Task statement ▸
Wherever the string "text" appears in the listing, copy that line.

Records excerpted from a collection:
────

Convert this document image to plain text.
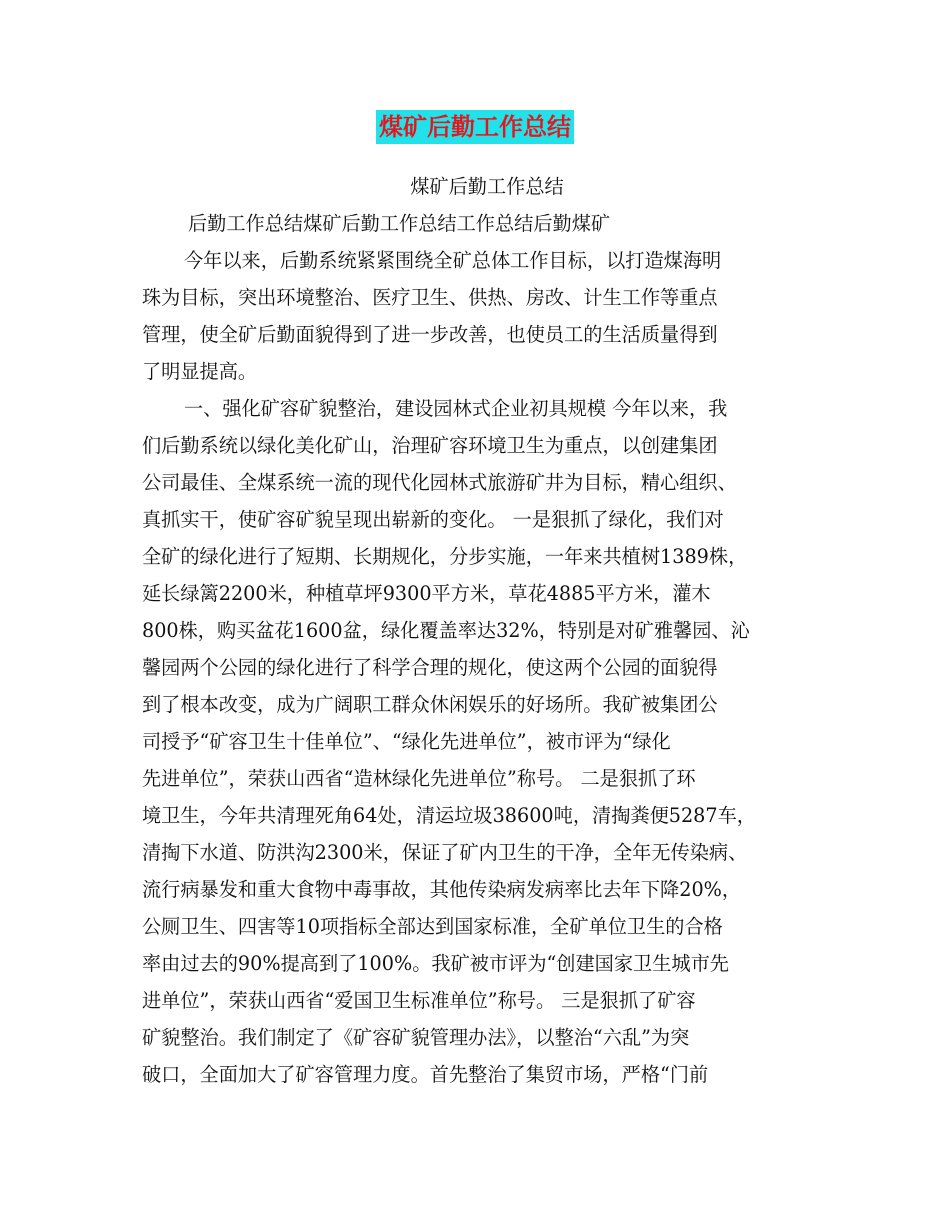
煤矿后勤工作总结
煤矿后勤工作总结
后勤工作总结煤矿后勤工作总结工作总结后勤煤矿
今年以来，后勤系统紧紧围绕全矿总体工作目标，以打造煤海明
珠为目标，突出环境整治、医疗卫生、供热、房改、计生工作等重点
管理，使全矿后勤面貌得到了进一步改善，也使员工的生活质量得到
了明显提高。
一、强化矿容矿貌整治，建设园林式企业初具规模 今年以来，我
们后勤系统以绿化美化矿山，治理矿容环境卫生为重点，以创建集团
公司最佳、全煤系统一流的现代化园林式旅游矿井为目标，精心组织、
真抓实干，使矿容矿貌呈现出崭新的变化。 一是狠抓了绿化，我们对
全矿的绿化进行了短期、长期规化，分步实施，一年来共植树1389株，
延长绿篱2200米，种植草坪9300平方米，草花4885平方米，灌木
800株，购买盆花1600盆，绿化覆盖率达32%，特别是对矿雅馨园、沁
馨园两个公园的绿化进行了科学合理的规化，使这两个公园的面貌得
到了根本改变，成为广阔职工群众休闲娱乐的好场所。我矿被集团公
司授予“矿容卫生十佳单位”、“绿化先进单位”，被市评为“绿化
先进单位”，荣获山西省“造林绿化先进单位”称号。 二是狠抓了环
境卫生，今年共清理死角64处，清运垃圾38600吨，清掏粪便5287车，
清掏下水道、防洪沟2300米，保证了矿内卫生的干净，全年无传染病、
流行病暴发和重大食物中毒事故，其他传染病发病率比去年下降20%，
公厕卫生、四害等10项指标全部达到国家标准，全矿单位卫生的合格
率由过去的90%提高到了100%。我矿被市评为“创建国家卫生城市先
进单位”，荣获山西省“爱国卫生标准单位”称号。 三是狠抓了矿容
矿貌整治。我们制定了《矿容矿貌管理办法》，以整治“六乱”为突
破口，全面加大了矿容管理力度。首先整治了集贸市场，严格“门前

────

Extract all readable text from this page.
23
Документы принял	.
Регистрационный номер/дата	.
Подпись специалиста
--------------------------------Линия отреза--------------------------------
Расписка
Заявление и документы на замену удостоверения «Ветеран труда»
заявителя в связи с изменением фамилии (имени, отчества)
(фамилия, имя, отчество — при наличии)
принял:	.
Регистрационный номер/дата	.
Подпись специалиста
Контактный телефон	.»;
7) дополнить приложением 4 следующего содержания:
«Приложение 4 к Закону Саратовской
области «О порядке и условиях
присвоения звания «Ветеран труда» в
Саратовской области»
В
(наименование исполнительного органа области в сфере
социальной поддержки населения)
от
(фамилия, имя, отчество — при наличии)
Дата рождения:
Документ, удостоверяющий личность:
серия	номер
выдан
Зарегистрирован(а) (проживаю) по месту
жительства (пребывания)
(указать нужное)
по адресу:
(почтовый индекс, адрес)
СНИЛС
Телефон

────

Answer to this problem ▸
Convert this document image to plain text.
Extract all readable text from this page.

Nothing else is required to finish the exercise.